*Goal*: Copy down every line where the string "sebuah" shows up.

Extracted data entries:
»»

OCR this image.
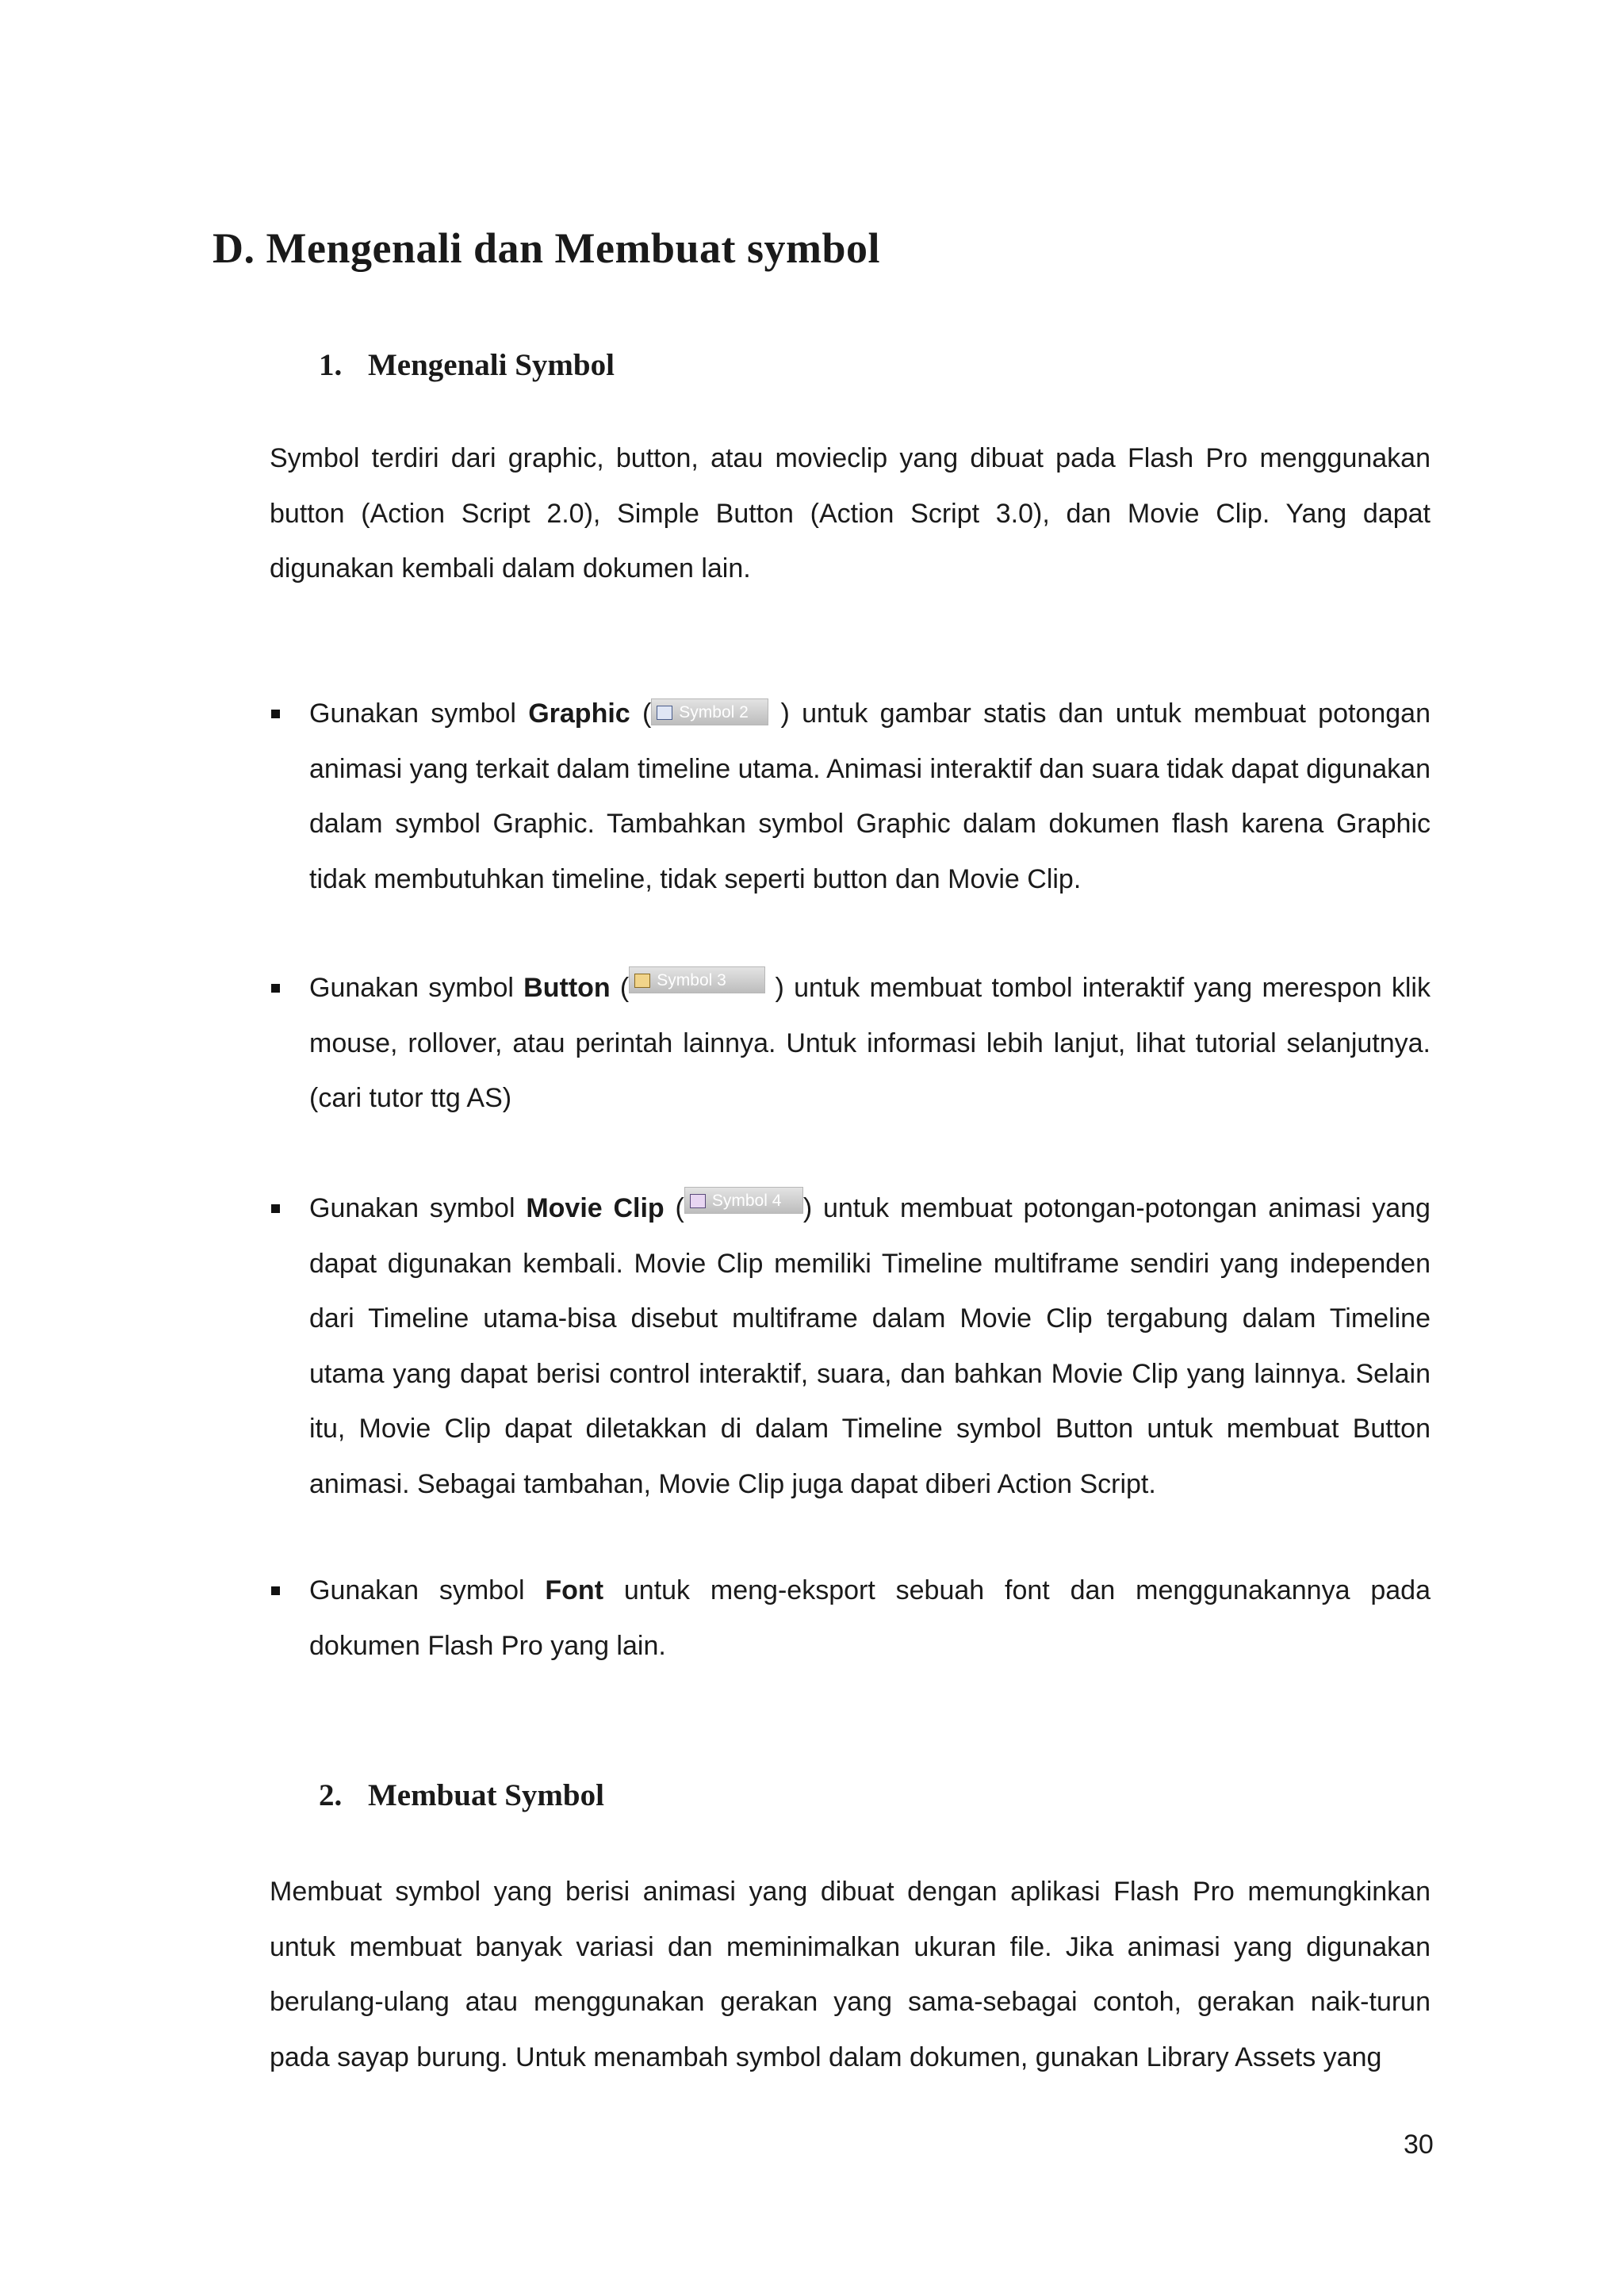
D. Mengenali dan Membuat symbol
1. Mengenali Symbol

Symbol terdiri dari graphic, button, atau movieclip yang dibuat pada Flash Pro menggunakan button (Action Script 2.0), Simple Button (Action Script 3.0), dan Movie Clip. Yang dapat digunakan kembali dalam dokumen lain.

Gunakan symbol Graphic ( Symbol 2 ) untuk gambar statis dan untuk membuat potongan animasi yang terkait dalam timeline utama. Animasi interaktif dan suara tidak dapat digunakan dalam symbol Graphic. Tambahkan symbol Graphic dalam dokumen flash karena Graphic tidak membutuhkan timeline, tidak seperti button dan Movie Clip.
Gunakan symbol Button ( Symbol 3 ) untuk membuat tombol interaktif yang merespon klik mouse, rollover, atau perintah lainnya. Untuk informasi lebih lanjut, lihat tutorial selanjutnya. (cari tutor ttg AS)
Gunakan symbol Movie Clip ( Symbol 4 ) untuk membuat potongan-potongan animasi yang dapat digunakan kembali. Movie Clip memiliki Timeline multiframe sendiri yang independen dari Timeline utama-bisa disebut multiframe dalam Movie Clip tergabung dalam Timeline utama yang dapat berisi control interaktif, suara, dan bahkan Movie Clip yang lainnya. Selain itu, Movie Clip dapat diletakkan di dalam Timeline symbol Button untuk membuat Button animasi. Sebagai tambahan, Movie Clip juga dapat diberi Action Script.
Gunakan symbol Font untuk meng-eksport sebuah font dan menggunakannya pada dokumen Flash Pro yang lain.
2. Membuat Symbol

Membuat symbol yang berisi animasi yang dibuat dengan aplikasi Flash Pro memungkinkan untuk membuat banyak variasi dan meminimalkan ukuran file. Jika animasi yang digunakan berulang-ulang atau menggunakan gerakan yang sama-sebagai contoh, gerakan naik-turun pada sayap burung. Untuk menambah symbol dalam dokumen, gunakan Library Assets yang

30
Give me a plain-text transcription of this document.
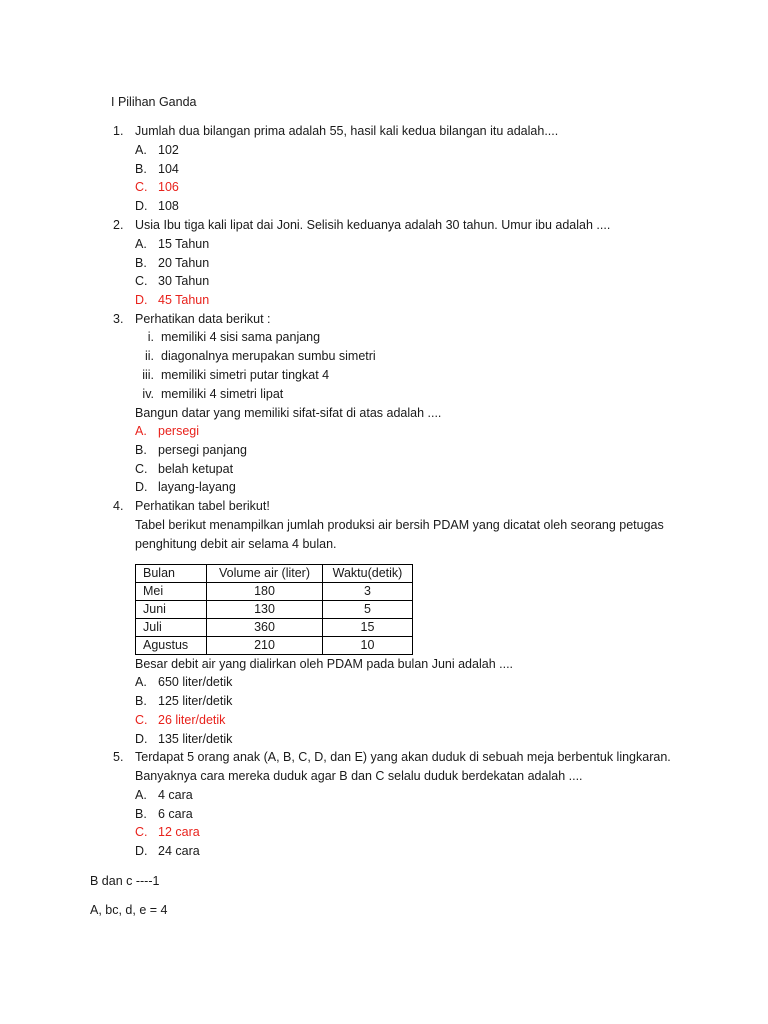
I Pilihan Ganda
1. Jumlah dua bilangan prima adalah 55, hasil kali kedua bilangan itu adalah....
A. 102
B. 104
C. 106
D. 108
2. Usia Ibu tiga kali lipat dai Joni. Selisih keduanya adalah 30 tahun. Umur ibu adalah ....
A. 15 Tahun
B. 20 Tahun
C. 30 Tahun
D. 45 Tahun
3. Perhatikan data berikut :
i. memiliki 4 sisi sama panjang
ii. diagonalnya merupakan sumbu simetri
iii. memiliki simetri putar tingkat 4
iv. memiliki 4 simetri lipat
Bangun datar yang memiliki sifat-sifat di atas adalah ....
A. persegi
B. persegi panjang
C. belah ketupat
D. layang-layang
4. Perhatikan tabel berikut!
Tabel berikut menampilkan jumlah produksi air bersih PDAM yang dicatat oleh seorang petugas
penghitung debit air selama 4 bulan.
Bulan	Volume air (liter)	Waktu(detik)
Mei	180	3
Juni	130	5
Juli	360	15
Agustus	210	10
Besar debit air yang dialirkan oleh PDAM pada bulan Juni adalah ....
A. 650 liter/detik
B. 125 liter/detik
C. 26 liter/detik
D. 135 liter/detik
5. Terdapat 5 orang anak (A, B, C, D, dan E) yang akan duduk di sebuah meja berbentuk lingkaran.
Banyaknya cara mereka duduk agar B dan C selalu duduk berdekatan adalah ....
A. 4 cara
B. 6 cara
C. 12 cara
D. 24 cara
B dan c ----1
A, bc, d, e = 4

««

*The completed task*:
Gunakan symbol Font untuk meng-eksport sebuah font dan menggunakannya pada dokumen Flash Pro yang lain.
5. Terdapat 5 orang anak (A, B, C, D, dan E) yang akan duduk di sebuah meja berbentuk lingkaran.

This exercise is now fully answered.